> _YOUR TASK_
Drop the pictures from the entries below, then reproduce the rest exactly.

> _Extracts from a graphics dataset_
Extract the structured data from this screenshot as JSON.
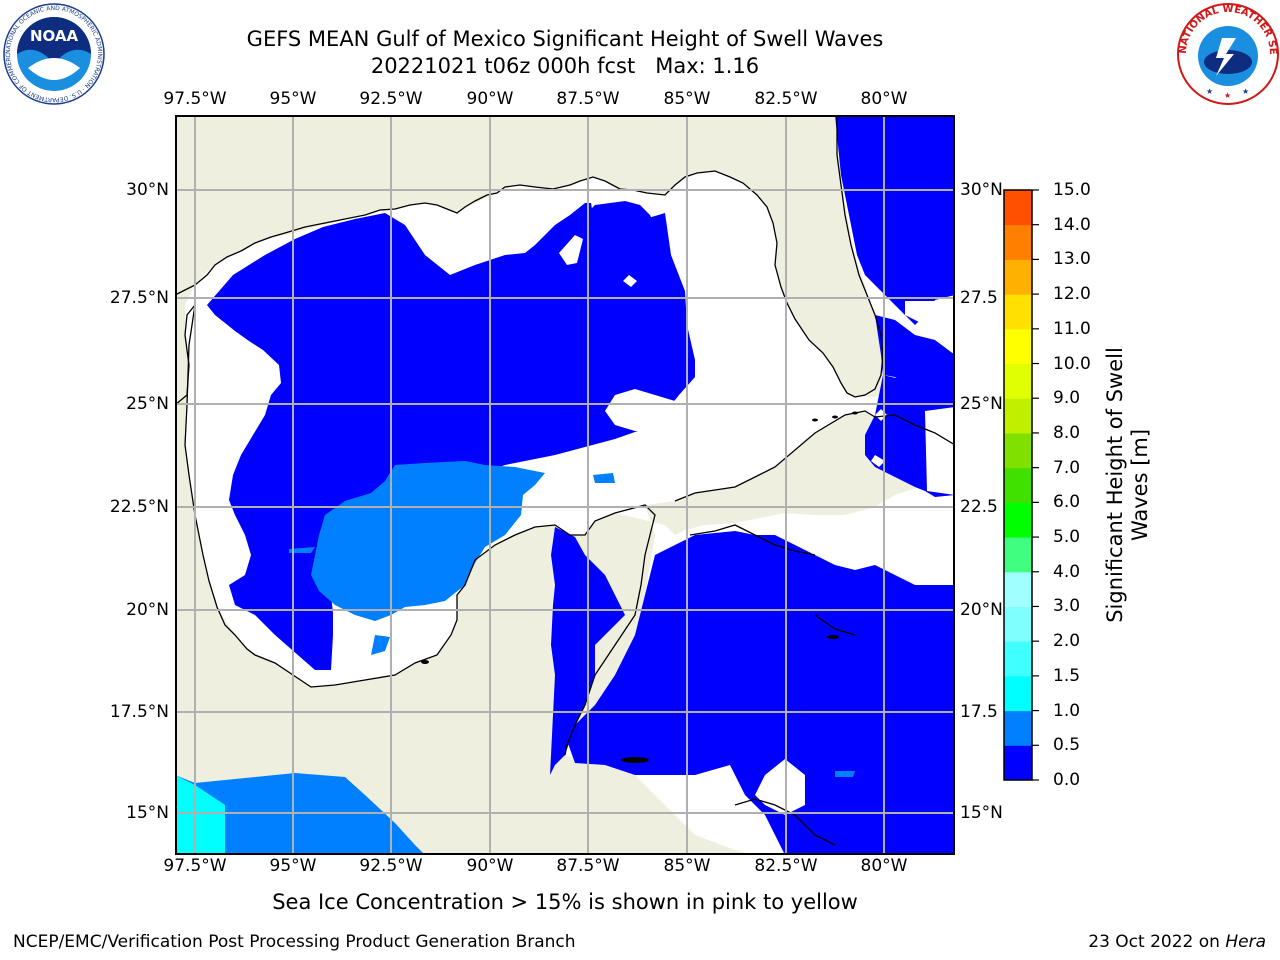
{
  "title_line1": "GEFS MEAN Gulf of Mexico Significant Height of Swell Waves",
  "title_date": "20221021 t06z 000h fcst",
  "title_max": "Max: 1.16",
  "lon_labels": [
    "97.5°W",
    "95°W",
    "92.5°W",
    "90°W",
    "87.5°W",
    "85°W",
    "82.5°W",
    "80°W"
  ],
  "lat_labels_left": [
    "30°N",
    "27.5°N",
    "25°N",
    "22.5°N",
    "20°N",
    "17.5°N",
    "15°N"
  ],
  "lat_labels_right": [
    "30°N",
    "27.5",
    "25°N",
    "22.5",
    "20°N",
    "17.5",
    "15°N"
  ],
  "colorbar": {
    "label_line1": "Significant Height of Swell",
    "label_line2": "Waves [m]",
    "ticks": [
      "0.0",
      "0.5",
      "1.0",
      "1.5",
      "2.0",
      "3.0",
      "4.0",
      "5.0",
      "6.0",
      "7.0",
      "8.0",
      "9.0",
      "10.0",
      "11.0",
      "12.0",
      "13.0",
      "14.0",
      "15.0"
    ],
    "colors": [
      "#0000ff",
      "#0080ff",
      "#00ffff",
      "#40ffff",
      "#80ffff",
      "#a0ffff",
      "#40ff80",
      "#00ff00",
      "#40e000",
      "#80e000",
      "#c0f000",
      "#e0ff00",
      "#ffff00",
      "#ffe000",
      "#ffb000",
      "#ff8000",
      "#ff5000",
      "#ff2000",
      "#ff0000"
    ]
  },
  "footer_note": "Sea Ice Concentration > 15% is shown in pink to yellow",
  "credit_left": "NCEP/EMC/Verification Post Processing Product Generation Branch",
  "credit_date": "23 Oct 2022 on ",
  "credit_machine": "Hera",
  "logo_left_text": "NOAA",
  "logo_left_ring": "NATIONAL OCEANIC AND ATMOSPHERIC ADMINISTRATION · U.S. DEPARTMENT OF COMMERCE",
  "logo_right_ring": "NATIONAL WEATHER SERVICE",
  "colors": {
    "land": "#efefdf",
    "swell_0_0_5": "#0000ff",
    "swell_0_5_1_0": "#0080ff",
    "swell_1_0_1_5": "#00ffff",
    "no_data": "#ffffff",
    "grid": "#b0b0b0"
  }
}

> _EXERCISE RESPONSE_
Extract the structured data from this screenshot as JSON.
{
  "title_line1": "GEFS MEAN Gulf of Mexico Significant Height of Swell Waves",
  "title_date": "20221021 t06z 000h fcst",
  "title_max": "Max: 1.16",
  "lon_labels": [
    "97.5°W",
    "95°W",
    "92.5°W",
    "90°W",
    "87.5°W",
    "85°W",
    "82.5°W",
    "80°W"
  ],
  "lat_labels_left": [
    "30°N",
    "27.5°N",
    "25°N",
    "22.5°N",
    "20°N",
    "17.5°N",
    "15°N"
  ],
  "lat_labels_right": [
    "30°N",
    "27.5",
    "25°N",
    "22.5",
    "20°N",
    "17.5",
    "15°N"
  ],
  "colorbar": {
    "label_line1": "Significant Height of Swell",
    "label_line2": "Waves [m]",
    "ticks": [
      "0.0",
      "0.5",
      "1.0",
      "1.5",
      "2.0",
      "3.0",
      "4.0",
      "5.0",
      "6.0",
      "7.0",
      "8.0",
      "9.0",
      "10.0",
      "11.0",
      "12.0",
      "13.0",
      "14.0",
      "15.0"
    ],
    "colors": [
      "#0000ff",
      "#0080ff",
      "#00ffff",
      "#40ffff",
      "#80ffff",
      "#a0ffff",
      "#40ff80",
      "#00ff00",
      "#40e000",
      "#80e000",
      "#c0f000",
      "#e0ff00",
      "#ffff00",
      "#ffe000",
      "#ffb000",
      "#ff8000",
      "#ff5000",
      "#ff2000",
      "#ff0000"
    ]
  },
  "footer_note": "Sea Ice Concentration > 15% is shown in pink to yellow",
  "credit_left": "NCEP/EMC/Verification Post Processing Product Generation Branch",
  "credit_date": "23 Oct 2022 on ",
  "credit_machine": "Hera",
  "logo_left_text": "NOAA",
  "logo_left_ring": "NATIONAL OCEANIC AND ATMOSPHERIC ADMINISTRATION · U.S. DEPARTMENT OF COMMERCE",
  "logo_right_ring": "NATIONAL WEATHER SERVICE",
  "colors": {
    "land": "#efefdf",
    "swell_0_0_5": "#0000ff",
    "swell_0_5_1_0": "#0080ff",
    "swell_1_0_1_5": "#00ffff",
    "no_data": "#ffffff",
    "grid": "#b0b0b0"
  }
}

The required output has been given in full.